● **Instructions to follow**
From the entries below, copy every line where the string "заключения" appears.

● **Task data**

(begin)

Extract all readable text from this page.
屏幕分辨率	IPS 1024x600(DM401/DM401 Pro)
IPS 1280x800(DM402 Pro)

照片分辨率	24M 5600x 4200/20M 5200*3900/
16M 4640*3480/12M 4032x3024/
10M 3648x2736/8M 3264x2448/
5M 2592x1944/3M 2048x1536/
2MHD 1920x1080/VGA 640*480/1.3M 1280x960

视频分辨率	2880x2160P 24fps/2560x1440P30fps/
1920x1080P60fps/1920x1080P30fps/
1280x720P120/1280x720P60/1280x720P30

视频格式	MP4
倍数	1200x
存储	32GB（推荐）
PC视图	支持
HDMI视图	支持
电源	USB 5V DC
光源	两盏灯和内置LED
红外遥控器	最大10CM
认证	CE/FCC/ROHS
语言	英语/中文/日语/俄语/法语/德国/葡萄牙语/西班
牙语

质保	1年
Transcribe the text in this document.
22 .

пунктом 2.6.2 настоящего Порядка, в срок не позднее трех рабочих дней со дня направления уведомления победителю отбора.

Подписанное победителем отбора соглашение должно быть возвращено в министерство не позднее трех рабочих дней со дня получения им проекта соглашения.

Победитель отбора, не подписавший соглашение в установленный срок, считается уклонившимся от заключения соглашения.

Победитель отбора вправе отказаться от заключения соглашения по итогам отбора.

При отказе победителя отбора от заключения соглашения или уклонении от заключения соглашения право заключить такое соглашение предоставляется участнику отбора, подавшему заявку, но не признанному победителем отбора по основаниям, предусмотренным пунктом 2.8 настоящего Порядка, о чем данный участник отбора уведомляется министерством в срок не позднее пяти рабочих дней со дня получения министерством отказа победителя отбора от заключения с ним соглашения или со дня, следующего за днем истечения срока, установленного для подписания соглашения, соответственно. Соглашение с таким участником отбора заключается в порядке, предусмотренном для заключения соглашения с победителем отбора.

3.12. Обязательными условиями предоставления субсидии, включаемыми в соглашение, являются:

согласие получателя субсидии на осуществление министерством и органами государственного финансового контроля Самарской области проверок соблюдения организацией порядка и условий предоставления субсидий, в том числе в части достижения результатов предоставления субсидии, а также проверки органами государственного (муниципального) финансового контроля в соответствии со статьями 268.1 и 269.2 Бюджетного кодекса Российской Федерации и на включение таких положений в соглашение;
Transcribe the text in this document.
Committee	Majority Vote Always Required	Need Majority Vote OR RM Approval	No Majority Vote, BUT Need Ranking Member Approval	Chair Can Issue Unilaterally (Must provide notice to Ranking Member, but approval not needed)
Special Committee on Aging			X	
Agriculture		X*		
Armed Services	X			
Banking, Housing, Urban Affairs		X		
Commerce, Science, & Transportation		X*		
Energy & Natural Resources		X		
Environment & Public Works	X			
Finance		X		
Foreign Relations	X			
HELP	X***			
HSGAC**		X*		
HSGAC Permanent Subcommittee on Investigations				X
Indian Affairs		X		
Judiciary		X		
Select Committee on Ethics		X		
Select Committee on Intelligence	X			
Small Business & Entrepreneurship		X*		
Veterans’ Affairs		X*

(end)

● **Exercise solution**
Победитель отбора, не подписавший соглашение в установленный срок, считается уклонившимся от заключения соглашения.
Победитель отбора вправе отказаться от заключения соглашения по итогам отбора.
При отказе победителя отбора от заключения соглашения или уклонении от заключения соглашения право заключить такое соглашение предоставляется участнику отбора, подавшему заявку, но не признанному победителем отбора по основаниям, предусмотренным пунктом 2.8 настоящего Порядка, о чем данный участник отбора уведомляется министерством в срок не позднее пяти рабочих дней со дня получения министерством отказа победителя отбора от заключения с ним соглашения или со дня, следующего за днем истечения срока, установленного для подписания соглашения, соответственно. Соглашение с таким участником отбора заключается в порядке, предусмотренном для заключения соглашения с победителем отбора.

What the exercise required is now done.